____ MATERIALS PROVIDED

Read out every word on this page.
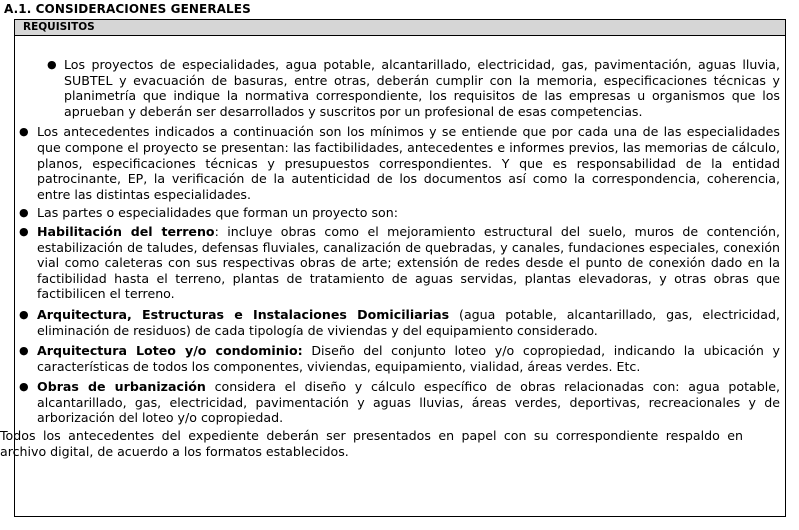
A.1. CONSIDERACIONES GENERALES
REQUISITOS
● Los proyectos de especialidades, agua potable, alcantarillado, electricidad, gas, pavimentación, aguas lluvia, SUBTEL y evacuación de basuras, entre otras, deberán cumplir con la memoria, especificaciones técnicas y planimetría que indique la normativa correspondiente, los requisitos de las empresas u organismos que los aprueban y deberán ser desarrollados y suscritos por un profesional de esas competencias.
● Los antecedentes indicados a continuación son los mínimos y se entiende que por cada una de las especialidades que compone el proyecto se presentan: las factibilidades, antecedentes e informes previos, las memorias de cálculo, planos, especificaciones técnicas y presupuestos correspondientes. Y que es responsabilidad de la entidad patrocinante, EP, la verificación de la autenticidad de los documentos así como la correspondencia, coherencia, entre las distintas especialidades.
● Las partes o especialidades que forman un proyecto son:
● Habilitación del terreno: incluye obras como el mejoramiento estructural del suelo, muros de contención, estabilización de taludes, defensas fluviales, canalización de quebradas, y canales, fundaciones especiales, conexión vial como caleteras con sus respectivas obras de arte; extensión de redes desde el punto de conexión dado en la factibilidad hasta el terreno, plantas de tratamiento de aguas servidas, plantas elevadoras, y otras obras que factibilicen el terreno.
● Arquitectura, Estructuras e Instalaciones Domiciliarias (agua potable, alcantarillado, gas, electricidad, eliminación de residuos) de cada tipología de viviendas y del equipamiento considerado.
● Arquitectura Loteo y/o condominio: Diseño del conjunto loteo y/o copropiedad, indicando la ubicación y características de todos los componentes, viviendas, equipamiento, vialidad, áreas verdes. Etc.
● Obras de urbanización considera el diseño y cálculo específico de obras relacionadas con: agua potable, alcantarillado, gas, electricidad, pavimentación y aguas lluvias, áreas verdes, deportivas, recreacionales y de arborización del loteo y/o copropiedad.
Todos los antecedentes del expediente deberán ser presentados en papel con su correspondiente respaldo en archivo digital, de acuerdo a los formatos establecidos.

________
____ MATERIALS PROVIDED

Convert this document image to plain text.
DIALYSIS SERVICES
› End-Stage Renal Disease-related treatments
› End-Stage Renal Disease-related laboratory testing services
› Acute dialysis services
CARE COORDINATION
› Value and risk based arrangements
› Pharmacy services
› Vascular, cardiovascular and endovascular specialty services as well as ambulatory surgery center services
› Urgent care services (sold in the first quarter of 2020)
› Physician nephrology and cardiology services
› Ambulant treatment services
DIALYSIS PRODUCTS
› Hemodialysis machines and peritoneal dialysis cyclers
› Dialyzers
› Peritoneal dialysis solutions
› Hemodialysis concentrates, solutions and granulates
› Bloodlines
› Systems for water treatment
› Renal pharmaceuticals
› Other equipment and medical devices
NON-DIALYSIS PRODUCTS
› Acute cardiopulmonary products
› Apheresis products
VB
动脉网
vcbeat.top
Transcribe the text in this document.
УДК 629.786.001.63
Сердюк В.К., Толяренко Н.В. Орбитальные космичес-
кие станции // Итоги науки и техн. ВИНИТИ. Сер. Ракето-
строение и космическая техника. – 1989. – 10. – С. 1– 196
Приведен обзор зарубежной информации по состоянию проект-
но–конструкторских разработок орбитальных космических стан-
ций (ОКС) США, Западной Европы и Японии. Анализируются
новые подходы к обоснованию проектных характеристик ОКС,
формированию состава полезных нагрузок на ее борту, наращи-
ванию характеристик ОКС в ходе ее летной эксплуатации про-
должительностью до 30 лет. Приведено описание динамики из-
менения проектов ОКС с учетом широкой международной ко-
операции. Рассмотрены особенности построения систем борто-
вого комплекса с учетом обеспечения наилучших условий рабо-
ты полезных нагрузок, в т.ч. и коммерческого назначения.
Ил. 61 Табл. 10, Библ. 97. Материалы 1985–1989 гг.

________

● **TASK GOAL**
Copy out every line from the data above that has "Hemodialysis" in it.

● **ANSWER TO THE PROBLEM**
› Hemodialysis machines and peritoneal dialysis cyclers
› Hemodialysis concentrates, solutions and granulates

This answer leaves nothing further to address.